* start Stored data *

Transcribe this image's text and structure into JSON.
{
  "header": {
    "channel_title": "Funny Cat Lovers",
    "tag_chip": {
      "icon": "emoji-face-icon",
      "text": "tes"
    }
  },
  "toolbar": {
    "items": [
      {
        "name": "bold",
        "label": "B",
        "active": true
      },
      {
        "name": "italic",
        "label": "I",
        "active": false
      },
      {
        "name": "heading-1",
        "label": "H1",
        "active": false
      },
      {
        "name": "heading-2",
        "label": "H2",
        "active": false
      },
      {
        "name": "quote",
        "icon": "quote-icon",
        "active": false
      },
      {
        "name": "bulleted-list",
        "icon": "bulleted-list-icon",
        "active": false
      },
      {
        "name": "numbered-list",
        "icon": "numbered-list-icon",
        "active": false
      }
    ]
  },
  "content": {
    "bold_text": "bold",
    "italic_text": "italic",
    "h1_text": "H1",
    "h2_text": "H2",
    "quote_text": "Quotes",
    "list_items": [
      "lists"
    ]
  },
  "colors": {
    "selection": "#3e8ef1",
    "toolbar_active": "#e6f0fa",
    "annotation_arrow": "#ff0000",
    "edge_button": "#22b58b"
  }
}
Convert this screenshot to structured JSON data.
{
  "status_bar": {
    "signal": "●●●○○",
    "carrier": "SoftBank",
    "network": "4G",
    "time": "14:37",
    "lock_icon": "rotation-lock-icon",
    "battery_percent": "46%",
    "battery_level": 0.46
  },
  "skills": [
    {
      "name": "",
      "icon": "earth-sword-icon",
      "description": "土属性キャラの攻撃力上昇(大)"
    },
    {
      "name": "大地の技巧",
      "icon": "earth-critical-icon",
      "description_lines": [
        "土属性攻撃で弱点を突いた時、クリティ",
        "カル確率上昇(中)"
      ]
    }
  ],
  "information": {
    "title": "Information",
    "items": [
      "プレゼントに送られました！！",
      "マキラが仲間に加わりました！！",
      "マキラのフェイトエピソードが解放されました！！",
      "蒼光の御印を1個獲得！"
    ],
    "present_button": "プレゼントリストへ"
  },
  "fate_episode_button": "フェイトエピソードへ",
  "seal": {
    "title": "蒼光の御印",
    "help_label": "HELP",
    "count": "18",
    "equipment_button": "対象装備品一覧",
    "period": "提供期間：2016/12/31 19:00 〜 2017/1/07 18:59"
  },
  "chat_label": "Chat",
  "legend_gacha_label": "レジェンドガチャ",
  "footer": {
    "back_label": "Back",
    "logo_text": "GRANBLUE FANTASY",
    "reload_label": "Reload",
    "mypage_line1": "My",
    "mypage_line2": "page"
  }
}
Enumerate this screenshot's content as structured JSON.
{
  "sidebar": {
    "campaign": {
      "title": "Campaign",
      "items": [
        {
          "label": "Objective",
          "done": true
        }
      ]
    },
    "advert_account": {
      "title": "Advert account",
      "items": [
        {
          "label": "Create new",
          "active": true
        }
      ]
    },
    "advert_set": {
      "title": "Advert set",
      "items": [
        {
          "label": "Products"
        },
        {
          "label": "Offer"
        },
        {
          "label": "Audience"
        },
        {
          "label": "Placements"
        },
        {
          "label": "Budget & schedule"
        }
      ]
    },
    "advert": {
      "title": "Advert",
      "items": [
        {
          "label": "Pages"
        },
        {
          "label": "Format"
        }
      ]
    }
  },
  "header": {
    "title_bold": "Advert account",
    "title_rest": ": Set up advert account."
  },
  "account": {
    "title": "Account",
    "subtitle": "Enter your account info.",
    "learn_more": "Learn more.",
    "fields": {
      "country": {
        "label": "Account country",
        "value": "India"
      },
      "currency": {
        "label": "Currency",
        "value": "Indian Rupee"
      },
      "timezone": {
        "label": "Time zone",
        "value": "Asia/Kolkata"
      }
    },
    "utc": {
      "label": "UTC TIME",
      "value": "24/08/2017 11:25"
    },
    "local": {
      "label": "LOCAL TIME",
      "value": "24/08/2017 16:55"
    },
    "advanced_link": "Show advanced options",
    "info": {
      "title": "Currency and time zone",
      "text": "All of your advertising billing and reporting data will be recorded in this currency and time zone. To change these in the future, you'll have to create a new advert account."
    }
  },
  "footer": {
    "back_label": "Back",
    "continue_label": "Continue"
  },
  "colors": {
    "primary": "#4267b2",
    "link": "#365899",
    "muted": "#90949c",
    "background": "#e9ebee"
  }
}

* end Stored data *

What you should do:
Write the listing out again, exactly as it reads.

Response to the exercise:
Transcribe this image's text and structure into JSON.
{
  "header": {
    "channel_title": "Funny Cat Lovers",
    "tag_chip": {
      "icon": "emoji-face-icon",
      "text": "tes"
    }
  },
  "toolbar": {
    "items": [
      {
        "name": "bold",
        "label": "B",
        "active": true
      },
      {
        "name": "italic",
        "label": "I",
        "active": false
      },
      {
        "name": "heading-1",
        "label": "H1",
        "active": false
      },
      {
        "name": "heading-2",
        "label": "H2",
        "active": false
      },
      {
        "name": "quote",
        "icon": "quote-icon",
        "active": false
      },
      {
        "name": "bulleted-list",
        "icon": "bulleted-list-icon",
        "active": false
      },
      {
        "name": "numbered-list",
        "icon": "numbered-list-icon",
        "active": false
      }
    ]
  },
  "content": {
    "bold_text": "bold",
    "italic_text": "italic",
    "h1_text": "H1",
    "h2_text": "H2",
    "quote_text": "Quotes",
    "list_items": [
      "lists"
    ]
  },
  "colors": {
    "selection": "#3e8ef1",
    "toolbar_active": "#e6f0fa",
    "annotation_arrow": "#ff0000",
    "edge_button": "#22b58b"
  }
}
Convert this screenshot to structured JSON data.
{
  "status_bar": {
    "signal": "●●●○○",
    "carrier": "SoftBank",
    "network": "4G",
    "time": "14:37",
    "lock_icon": "rotation-lock-icon",
    "battery_percent": "46%",
    "battery_level": 0.46
  },
  "skills": [
    {
      "name": "",
      "icon": "earth-sword-icon",
      "description": "土属性キャラの攻撃力上昇(大)"
    },
    {
      "name": "大地の技巧",
      "icon": "earth-critical-icon",
      "description_lines": [
        "土属性攻撃で弱点を突いた時、クリティ",
        "カル確率上昇(中)"
      ]
    }
  ],
  "information": {
    "title": "Information",
    "items": [
      "プレゼントに送られました！！",
      "マキラが仲間に加わりました！！",
      "マキラのフェイトエピソードが解放されました！！",
      "蒼光の御印を1個獲得！"
    ],
    "present_button": "プレゼントリストへ"
  },
  "fate_episode_button": "フェイトエピソードへ",
  "seal": {
    "title": "蒼光の御印",
    "help_label": "HELP",
    "count": "18",
    "equipment_button": "対象装備品一覧",
    "period": "提供期間：2016/12/31 19:00 〜 2017/1/07 18:59"
  },
  "chat_label": "Chat",
  "legend_gacha_label": "レジェンドガチャ",
  "footer": {
    "back_label": "Back",
    "logo_text": "GRANBLUE FANTASY",
    "reload_label": "Reload",
    "mypage_line1": "My",
    "mypage_line2": "page"
  }
}
Enumerate this screenshot's content as structured JSON.
{
  "sidebar": {
    "campaign": {
      "title": "Campaign",
      "items": [
        {
          "label": "Objective",
          "done": true
        }
      ]
    },
    "advert_account": {
      "title": "Advert account",
      "items": [
        {
          "label": "Create new",
          "active": true
        }
      ]
    },
    "advert_set": {
      "title": "Advert set",
      "items": [
        {
          "label": "Products"
        },
        {
          "label": "Offer"
        },
        {
          "label": "Audience"
        },
        {
          "label": "Placements"
        },
        {
          "label": "Budget & schedule"
        }
      ]
    },
    "advert": {
      "title": "Advert",
      "items": [
        {
          "label": "Pages"
        },
        {
          "label": "Format"
        }
      ]
    }
  },
  "header": {
    "title_bold": "Advert account",
    "title_rest": ": Set up advert account."
  },
  "account": {
    "title": "Account",
    "subtitle": "Enter your account info.",
    "learn_more": "Learn more.",
    "fields": {
      "country": {
        "label": "Account country",
        "value": "India"
      },
      "currency": {
        "label": "Currency",
        "value": "Indian Rupee"
      },
      "timezone": {
        "label": "Time zone",
        "value": "Asia/Kolkata"
      }
    },
    "utc": {
      "label": "UTC TIME",
      "value": "24/08/2017 11:25"
    },
    "local": {
      "label": "LOCAL TIME",
      "value": "24/08/2017 16:55"
    },
    "advanced_link": "Show advanced options",
    "info": {
      "title": "Currency and time zone",
      "text": "All of your advertising billing and reporting data will be recorded in this currency and time zone. To change these in the future, you'll have to create a new advert account."
    }
  },
  "footer": {
    "back_label": "Back",
    "continue_label": "Continue"
  },
  "colors": {
    "primary": "#4267b2",
    "link": "#365899",
    "muted": "#90949c",
    "background": "#e9ebee"
  }
}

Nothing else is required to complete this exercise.